Start of Dataset excerpts
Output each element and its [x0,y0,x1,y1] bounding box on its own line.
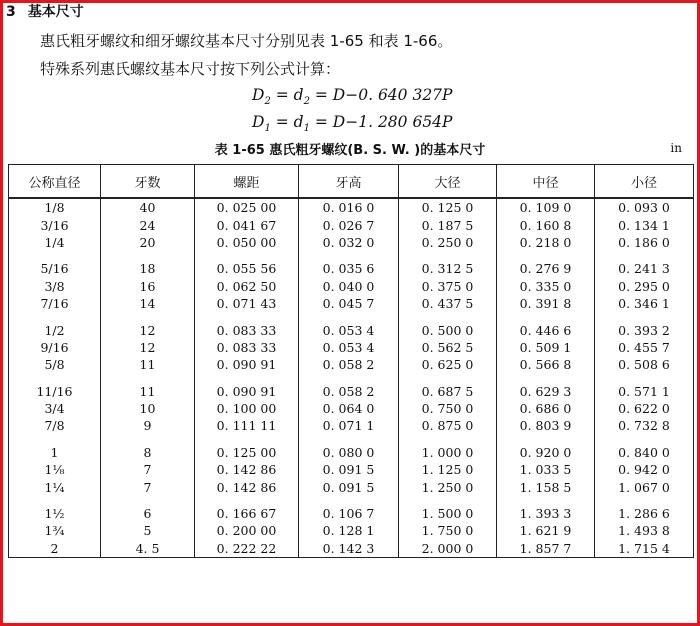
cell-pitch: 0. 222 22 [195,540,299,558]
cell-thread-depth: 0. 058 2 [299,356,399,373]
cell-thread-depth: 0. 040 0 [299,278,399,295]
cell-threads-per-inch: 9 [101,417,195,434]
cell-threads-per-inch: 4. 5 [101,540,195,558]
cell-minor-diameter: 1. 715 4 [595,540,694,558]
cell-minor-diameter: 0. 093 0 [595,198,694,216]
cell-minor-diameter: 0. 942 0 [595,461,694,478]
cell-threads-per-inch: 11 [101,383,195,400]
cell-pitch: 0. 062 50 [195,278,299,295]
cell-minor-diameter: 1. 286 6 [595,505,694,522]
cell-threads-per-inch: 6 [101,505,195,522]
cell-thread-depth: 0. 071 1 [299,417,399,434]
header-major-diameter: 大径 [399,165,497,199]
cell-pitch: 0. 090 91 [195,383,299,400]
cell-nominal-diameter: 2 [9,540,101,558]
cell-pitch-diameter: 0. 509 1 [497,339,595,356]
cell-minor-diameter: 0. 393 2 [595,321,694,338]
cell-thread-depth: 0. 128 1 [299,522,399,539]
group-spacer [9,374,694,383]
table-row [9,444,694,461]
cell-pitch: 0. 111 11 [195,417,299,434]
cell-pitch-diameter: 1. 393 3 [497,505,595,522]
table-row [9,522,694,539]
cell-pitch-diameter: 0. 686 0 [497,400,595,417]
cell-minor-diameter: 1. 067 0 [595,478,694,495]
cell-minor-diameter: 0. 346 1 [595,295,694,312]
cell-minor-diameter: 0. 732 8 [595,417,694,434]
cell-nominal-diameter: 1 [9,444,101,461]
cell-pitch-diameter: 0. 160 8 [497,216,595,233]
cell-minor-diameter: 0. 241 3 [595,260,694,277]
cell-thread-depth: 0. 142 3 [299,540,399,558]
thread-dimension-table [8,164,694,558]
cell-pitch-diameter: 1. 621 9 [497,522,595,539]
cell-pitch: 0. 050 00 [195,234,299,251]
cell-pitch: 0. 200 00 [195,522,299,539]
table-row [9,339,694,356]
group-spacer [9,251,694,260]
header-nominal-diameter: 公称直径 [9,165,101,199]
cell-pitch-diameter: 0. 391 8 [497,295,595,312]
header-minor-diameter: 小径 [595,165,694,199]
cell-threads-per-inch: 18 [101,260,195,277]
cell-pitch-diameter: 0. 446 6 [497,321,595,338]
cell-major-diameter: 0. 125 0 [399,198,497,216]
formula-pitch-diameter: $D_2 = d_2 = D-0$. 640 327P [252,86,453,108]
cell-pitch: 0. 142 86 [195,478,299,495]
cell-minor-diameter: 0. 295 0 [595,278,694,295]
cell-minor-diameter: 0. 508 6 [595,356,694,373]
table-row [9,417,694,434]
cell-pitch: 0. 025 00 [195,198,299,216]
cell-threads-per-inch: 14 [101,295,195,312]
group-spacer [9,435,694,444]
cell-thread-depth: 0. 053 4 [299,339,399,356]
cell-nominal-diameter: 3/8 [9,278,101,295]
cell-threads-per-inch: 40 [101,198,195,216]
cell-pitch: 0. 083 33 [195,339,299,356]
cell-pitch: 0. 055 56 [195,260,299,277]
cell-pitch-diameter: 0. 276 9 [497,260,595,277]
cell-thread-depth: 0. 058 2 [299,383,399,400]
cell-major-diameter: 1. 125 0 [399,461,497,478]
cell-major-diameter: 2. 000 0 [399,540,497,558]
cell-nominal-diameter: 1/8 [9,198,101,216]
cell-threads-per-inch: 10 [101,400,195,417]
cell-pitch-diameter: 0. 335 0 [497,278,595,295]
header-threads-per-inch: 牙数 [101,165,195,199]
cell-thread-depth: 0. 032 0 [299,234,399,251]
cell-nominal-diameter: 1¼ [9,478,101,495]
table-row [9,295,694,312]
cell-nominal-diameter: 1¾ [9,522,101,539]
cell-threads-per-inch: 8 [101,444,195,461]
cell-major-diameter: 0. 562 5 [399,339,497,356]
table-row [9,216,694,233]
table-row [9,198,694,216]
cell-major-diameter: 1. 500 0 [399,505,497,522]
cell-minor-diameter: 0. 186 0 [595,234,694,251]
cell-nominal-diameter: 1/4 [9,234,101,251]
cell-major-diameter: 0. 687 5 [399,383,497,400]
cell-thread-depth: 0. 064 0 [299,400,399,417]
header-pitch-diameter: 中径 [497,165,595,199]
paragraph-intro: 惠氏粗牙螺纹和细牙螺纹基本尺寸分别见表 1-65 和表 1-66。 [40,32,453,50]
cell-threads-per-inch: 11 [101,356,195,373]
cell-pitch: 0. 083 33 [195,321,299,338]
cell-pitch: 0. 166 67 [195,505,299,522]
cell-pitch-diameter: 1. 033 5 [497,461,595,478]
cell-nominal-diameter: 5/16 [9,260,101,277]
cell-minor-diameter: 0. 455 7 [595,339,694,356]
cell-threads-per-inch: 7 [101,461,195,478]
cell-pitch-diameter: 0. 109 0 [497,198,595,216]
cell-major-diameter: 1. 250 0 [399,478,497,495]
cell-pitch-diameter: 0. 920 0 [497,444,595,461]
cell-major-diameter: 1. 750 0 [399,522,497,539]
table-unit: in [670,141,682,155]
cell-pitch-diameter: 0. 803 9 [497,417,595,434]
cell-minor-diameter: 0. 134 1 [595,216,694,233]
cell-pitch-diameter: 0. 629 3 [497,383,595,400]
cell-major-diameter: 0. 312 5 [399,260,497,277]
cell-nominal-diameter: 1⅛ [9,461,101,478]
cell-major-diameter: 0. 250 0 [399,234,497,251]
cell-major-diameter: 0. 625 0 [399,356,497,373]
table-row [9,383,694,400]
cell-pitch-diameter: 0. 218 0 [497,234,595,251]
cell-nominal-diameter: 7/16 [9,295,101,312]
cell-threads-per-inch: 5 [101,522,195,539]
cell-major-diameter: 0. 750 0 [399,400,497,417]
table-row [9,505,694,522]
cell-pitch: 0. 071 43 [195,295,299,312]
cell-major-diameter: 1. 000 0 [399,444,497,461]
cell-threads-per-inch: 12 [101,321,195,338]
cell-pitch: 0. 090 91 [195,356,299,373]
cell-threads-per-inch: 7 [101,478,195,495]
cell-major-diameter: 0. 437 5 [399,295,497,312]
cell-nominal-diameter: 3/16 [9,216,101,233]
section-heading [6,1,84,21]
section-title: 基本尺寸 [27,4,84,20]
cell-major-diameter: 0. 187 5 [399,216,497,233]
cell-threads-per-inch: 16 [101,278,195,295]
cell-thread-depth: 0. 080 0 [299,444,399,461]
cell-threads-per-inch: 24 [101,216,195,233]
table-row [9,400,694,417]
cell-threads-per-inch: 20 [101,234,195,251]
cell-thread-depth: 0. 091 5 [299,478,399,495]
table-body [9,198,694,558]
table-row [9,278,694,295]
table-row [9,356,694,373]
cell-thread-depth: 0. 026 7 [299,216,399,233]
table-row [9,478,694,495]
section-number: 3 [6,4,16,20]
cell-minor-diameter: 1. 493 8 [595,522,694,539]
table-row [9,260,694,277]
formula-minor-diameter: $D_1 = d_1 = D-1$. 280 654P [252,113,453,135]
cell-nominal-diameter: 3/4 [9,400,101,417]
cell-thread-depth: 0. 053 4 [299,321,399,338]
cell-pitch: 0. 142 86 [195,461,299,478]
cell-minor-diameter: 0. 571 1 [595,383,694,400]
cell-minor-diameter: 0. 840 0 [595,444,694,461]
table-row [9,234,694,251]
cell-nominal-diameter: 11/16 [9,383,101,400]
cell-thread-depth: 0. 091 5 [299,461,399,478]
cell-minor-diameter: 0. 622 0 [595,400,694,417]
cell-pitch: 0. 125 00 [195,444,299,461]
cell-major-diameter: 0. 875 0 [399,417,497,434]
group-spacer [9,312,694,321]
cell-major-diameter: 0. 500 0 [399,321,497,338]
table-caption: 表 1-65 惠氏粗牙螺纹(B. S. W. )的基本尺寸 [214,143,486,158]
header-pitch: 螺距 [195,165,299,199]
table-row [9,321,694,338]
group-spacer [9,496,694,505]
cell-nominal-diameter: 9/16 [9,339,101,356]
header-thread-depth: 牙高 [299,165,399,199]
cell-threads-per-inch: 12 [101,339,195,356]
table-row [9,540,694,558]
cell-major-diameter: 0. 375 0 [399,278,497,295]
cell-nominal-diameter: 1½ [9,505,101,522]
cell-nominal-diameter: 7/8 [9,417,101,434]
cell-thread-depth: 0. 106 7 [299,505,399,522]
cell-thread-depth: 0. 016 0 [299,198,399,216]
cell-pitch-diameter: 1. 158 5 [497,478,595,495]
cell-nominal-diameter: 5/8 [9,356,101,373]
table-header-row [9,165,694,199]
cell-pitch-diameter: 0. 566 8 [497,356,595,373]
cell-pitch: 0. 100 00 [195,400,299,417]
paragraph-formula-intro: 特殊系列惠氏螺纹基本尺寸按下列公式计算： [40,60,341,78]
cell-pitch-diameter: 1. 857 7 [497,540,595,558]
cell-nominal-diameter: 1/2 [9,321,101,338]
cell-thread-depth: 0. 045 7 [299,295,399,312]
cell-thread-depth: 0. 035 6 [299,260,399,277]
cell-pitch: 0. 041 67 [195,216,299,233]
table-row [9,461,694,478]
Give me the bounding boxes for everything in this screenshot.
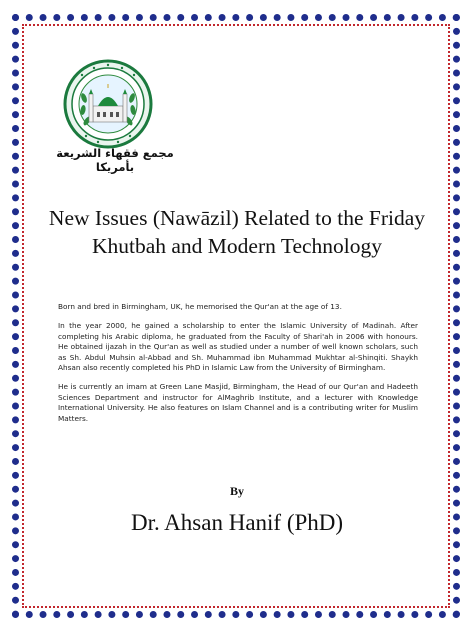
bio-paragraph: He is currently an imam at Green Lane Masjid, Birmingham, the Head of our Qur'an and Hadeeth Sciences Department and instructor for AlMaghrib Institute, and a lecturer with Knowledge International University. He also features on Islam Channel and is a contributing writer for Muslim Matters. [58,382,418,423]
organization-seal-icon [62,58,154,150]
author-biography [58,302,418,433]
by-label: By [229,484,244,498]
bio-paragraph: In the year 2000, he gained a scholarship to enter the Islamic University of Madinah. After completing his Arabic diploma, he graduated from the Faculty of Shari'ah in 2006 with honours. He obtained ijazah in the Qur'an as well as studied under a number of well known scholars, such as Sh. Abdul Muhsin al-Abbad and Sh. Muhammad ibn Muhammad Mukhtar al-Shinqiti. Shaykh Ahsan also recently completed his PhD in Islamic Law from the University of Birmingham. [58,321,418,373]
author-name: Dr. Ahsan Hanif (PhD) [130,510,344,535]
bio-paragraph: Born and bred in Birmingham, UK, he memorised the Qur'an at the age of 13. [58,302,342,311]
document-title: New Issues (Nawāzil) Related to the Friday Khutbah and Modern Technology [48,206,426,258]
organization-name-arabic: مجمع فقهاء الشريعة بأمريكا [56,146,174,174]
End of Dataset excerpts
• Task:
Please transcribe word for word the entries above, starting at the line that contains "bio-paragraph: He is" and ending with the last line of the entries.

• Answer to this exercise:
bio-paragraph: He is currently an imam at Green Lane Masjid, Birmingham, the Head of our Qur'an and Hadeeth Sciences Department and instructor for AlMaghrib Institute, and a lecturer with Knowledge International University. He also features on Islam Channel and is a contributing writer for Muslim Matters. [58,382,418,423]
organization-seal-icon [62,58,154,150]
author-biography [58,302,418,433]
by-label: By [229,484,244,498]
bio-paragraph: In the year 2000, he gained a scholarship to enter the Islamic University of Madinah. After completing his Arabic diploma, he graduated from the Faculty of Shari'ah in 2006 with honours. He obtained ijazah in the Qur'an as well as studied under a number of well known scholars, such as Sh. Abdul Muhsin al-Abbad and Sh. Muhammad ibn Muhammad Mukhtar al-Shinqiti. Shaykh Ahsan also recently completed his PhD in Islamic Law from the University of Birmingham. [58,321,418,373]
author-name: Dr. Ahsan Hanif (PhD) [130,510,344,535]
bio-paragraph: Born and bred in Birmingham, UK, he memorised the Qur'an at the age of 13. [58,302,342,311]
document-title: New Issues (Nawāzil) Related to the Friday Khutbah and Modern Technology [48,206,426,258]
organization-name-arabic: مجمع فقهاء الشريعة بأمريكا [56,146,174,174]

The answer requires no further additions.